Stated goal | Reproduce all of the material exactly as shown.

Source records
──────

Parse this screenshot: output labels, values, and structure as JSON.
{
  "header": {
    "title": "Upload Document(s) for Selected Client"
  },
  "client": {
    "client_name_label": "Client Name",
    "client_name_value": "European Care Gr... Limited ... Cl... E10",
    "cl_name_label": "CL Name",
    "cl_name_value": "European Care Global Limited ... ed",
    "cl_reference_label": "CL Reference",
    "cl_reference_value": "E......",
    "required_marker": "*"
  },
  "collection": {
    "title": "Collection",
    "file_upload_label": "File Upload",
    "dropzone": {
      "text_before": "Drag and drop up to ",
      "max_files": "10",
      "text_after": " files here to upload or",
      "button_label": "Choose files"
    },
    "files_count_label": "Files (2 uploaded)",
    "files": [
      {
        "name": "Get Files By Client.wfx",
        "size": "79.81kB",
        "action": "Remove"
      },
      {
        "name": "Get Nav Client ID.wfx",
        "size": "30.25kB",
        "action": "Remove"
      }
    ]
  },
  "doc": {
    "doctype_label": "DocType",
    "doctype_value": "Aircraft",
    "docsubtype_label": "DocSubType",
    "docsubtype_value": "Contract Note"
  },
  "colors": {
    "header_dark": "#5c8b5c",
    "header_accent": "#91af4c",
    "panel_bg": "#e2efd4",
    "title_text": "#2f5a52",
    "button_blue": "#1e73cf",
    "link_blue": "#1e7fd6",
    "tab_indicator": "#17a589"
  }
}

──────

The solution |
Parse this screenshot: output labels, values, and structure as JSON.
{
  "header": {
    "title": "Upload Document(s) for Selected Client"
  },
  "client": {
    "client_name_label": "Client Name",
    "client_name_value": "European Care Gr... Limited ... Cl... E10",
    "cl_name_label": "CL Name",
    "cl_name_value": "European Care Global Limited ... ed",
    "cl_reference_label": "CL Reference",
    "cl_reference_value": "E......",
    "required_marker": "*"
  },
  "collection": {
    "title": "Collection",
    "file_upload_label": "File Upload",
    "dropzone": {
      "text_before": "Drag and drop up to ",
      "max_files": "10",
      "text_after": " files here to upload or",
      "button_label": "Choose files"
    },
    "files_count_label": "Files (2 uploaded)",
    "files": [
      {
        "name": "Get Files By Client.wfx",
        "size": "79.81kB",
        "action": "Remove"
      },
      {
        "name": "Get Nav Client ID.wfx",
        "size": "30.25kB",
        "action": "Remove"
      }
    ]
  },
  "doc": {
    "doctype_label": "DocType",
    "doctype_value": "Aircraft",
    "docsubtype_label": "DocSubType",
    "docsubtype_value": "Contract Note"
  },
  "colors": {
    "header_dark": "#5c8b5c",
    "header_accent": "#91af4c",
    "panel_bg": "#e2efd4",
    "title_text": "#2f5a52",
    "button_blue": "#1e73cf",
    "link_blue": "#1e7fd6",
    "tab_indicator": "#17a589"
  }
}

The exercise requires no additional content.